Dataset items:
▼

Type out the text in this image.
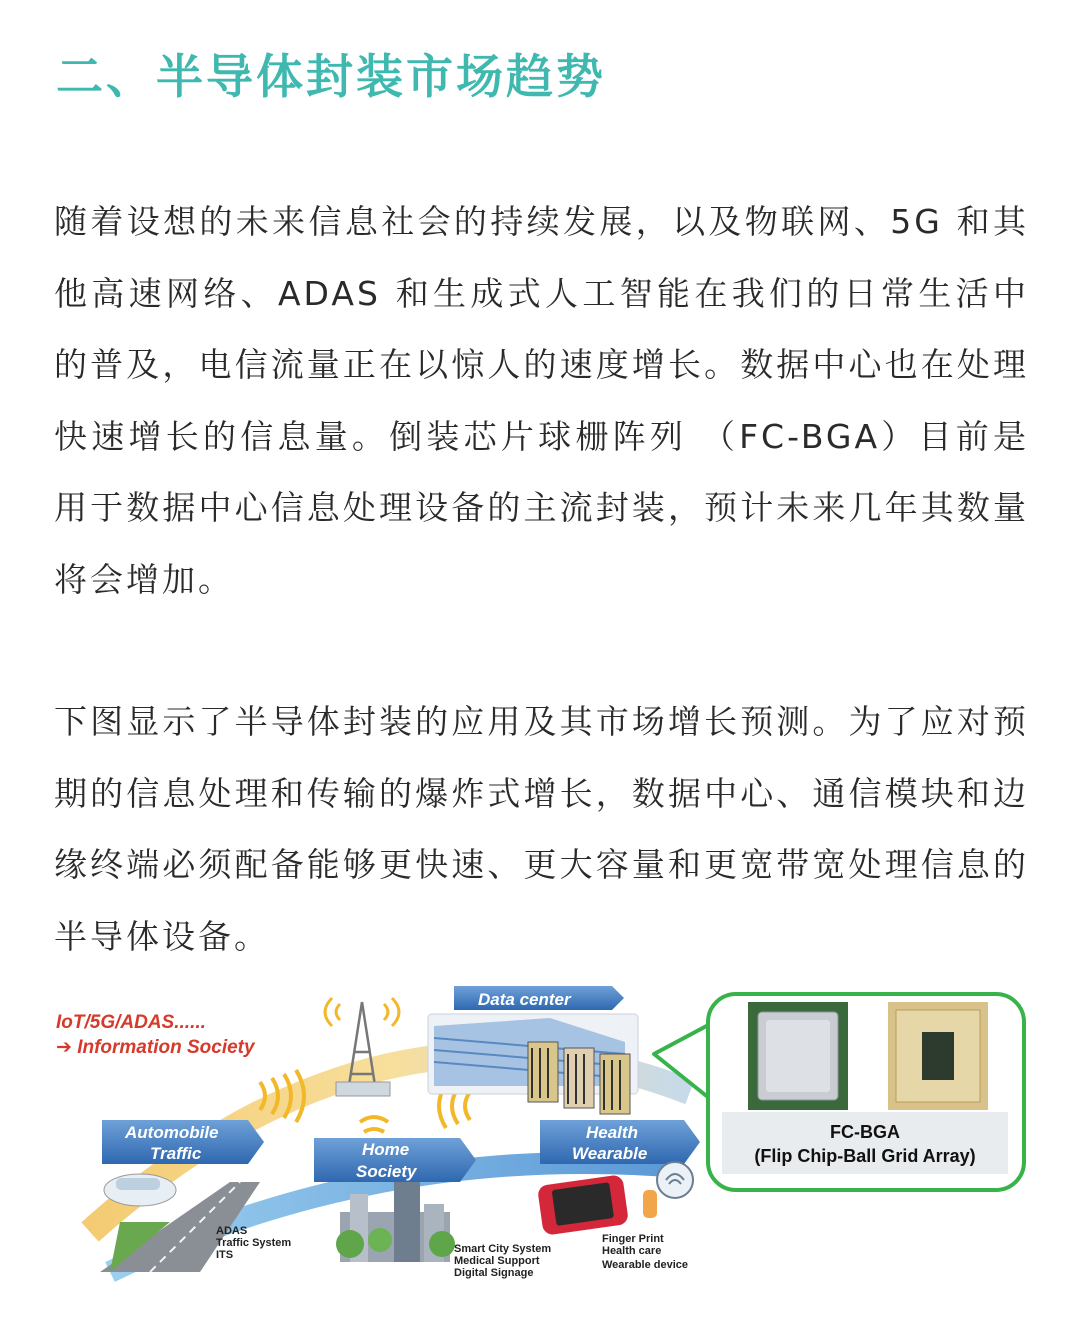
二、半导体封装市场趋势
随着设想的未来信息社会的持续发展，以及物联网、5G 和其他高速网络、ADAS 和生成式人工智能在我们的日常生活中的普及，电信流量正在以惊人的速度增长。数据中心也在处理快速增长的信息量。倒装芯片球栅阵列 （FC-BGA）目前是用于数据中心信息处理设备的主流封装，预计未来几年其数量将会增加。
下图显示了半导体封装的应用及其市场增长预测。为了应对预期的信息处理和传输的爆炸式增长，数据中心、通信模块和边缘终端必须配备能够更快速、更大容量和更宽带宽处理信息的半导体设备。
IoT/5G/ADAS......
➔ Information Society
Data center
Automobile
Traffic	Home
Society
Health
Wearable
ADAS
Traffic System
ITS	Smart City System
Medical Support
Digital Signage
Finger Print
Health care
Wearable device
FC-BGA
(Flip Chip-Ball Grid Array)
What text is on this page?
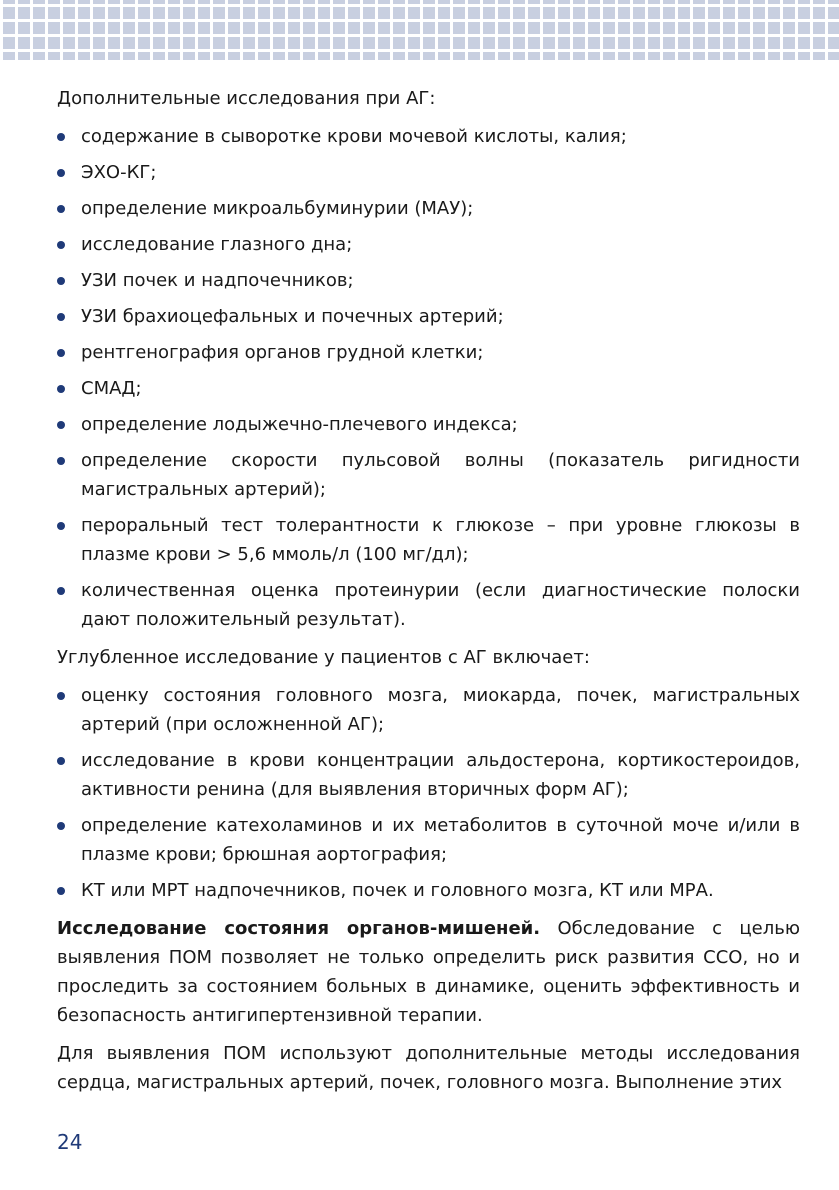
Дополнительные исследования при АГ:

содержание в сыворотке крови мочевой кислоты, калия;
ЭХО-КГ;
определение микроальбуминурии (МАУ);
исследование глазного дна;
УЗИ почек и надпочечников;
УЗИ брахиоцефальных и почечных артерий;
рентгенография органов грудной клетки;
СМАД;
определение лодыжечно-плечевого индекса;
определение скорости пульсовой волны (показатель ригидности магистральных артерий);
пероральный тест толерантности к глюкозе – при уровне глюкозы в плазме крови > 5,6 ммоль/л (100 мг/дл);
количественная оценка протеинурии (если диагностические полоски дают положительный результат).

Углубленное исследование у пациентов с АГ включает:

оценку состояния головного мозга, миокарда, почек, магистральных артерий (при осложненной АГ);
исследование в крови концентрации альдостерона, кортикостероидов, активности ренина (для выявления вторичных форм АГ);
определение катехоламинов и их метаболитов в суточной моче и/или в плазме крови; брюшная аортография;
КТ или МРТ надпочечников, почек и головного мозга, КТ или МРА.

Исследование состояния органов-мишеней. Обследование с целью выявления ПОМ позволяет не только определить риск развития ССО, но и проследить за состоянием больных в динамике, оценить эффективность и безопасность антигипертензивной терапии.

Для выявления ПОМ используют дополнительные методы исследования сердца, магистральных артерий, почек, головного мозга. Выполнение этих

24
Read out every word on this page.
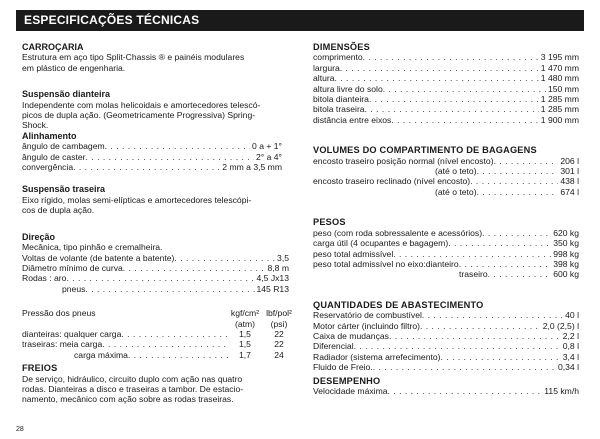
ESPECIFICAÇÕES TÉCNICAS
CARROÇARIA

Estrutura em aço tipo Split-Chassis ® e painéis modulares

em plástico de engenharia.

Suspensão dianteira

Independente com molas helicoidais e amortecedores telescó-

picos de dupla ação. (Geometricamente Progressiva) Spring-

Shock.

Alinhamento
ângulo de cambagem . . .	0 a + 1°
ângulo de caster . . .	2° a 4°
convergência . . .	2 mm a 3,5 mm
Suspensão traseira

Eixo rígido, molas semi-elípticas e amortecedores telescópi-

cos de dupla ação.

Direção

Mecânica, tipo pinhão e cremalheira.

Voltas de volante (de batente a batente) . . .	3,5
Diâmetro mínimo de curva . . .	8,8 m
Rodas : aro . . .	4,5 Jx13
pneus . . .	145 R13
Pressão dos pneus	kgf/cm² lbf/pol²
(atm)	(psi)
dianteiras: qualquer carga . . .	1,5	22
traseiras: meia carga . . .	1,5	22
carga máxima . . .	1,7	24
FREIOS

De serviço, hidráulico, circuito duplo com ação nas quatro

rodas. Dianteiras a disco e traseiras a tambor. De estacio-

namento, mecânico com ação sobre as rodas traseiras.

DIMENSÕES
comprimento . . .	3 195 mm
largura . . .	1 470 mm
altura . . .	1 480 mm
altura livre do solo . . .	150 mm
bitola dianteira . . .	1 285 mm
bitola traseira . . .	1 285 mm
distância entre eixos . . .	1 900 mm
VOLUMES DO COMPARTIMENTO DE BAGAGENS
encosto traseiro posição normal (nível encosto) . . .	206 l
(até o teto) . . .	301 l
encosto traseiro reclinado (nível encosto) . . .	438 l
(até o teto) . . .	674 l
PESOS
peso (com roda sobressalente e acessórios) . . .	620 kg
carga útil (4 ocupantes e bagagem) . . .	350 kg
peso total admissível . . .	998 kg
peso total admissível no eixo:dianteiro . . .	398 kg
traseiro . . .	600 kg
QUANTIDADES DE ABASTECIMENTO
Reservatório de combustível . . .	40 l
Motor cárter (incluindo filtro) . . .	2,0 (2,5) l
Caixa de mudanças . . .	2,2 l
Diferencial . . .	0,8 l
Radiador (sistema arrefecimento) . . .	3,4 l
Fluido de Freio. . . .	0,34 l
DESEMPENHO
Velocidade máxima . . .	115 km/h
28
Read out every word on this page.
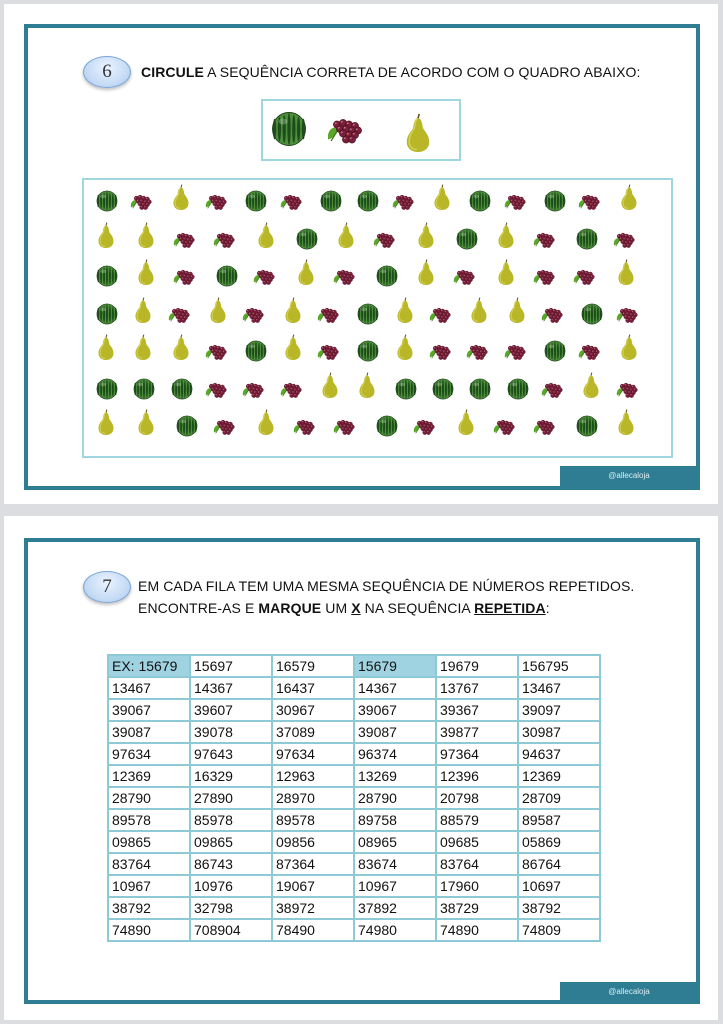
6	CIRCULE A SEQUÊNCIA CORRETA DE ACORDO COM O QUADRO ABAIXO:
@allecaloja
7	EM CADA FILA TEM UMA MESMA SEQUÊNCIA DE NÚMEROS REPETIDOS.
ENCONTRE-AS E MARQUE UM X NA SEQUÊNCIA REPETIDA:
EX: 15679	15697	16579	15679	19679	156795
13467	14367	16437	14367	13767	13467
39067	39607	30967	39067	39367	39097
39087	39078	37089	39087	39877	30987
97634	97643	97634	96374	97364	94637
12369	16329	12963	13269	12396	12369
28790	27890	28970	28790	20798	28709
89578	85978	89578	89758	88579	89587
09865	09865	09856	08965	09685	05869
83764	86743	87364	83674	83764	86764
10967	10976	19067	10967	17960	10697
38792	32798	38972	37892	38729	38792
74890	708904	78490	74980	74890	74809
@allecaloja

▲

WHAT THE EXERCISE ASKS:
Give only the number of lines in the material above that hold the word "máxima".

RESULT FOR THIS TASK:
2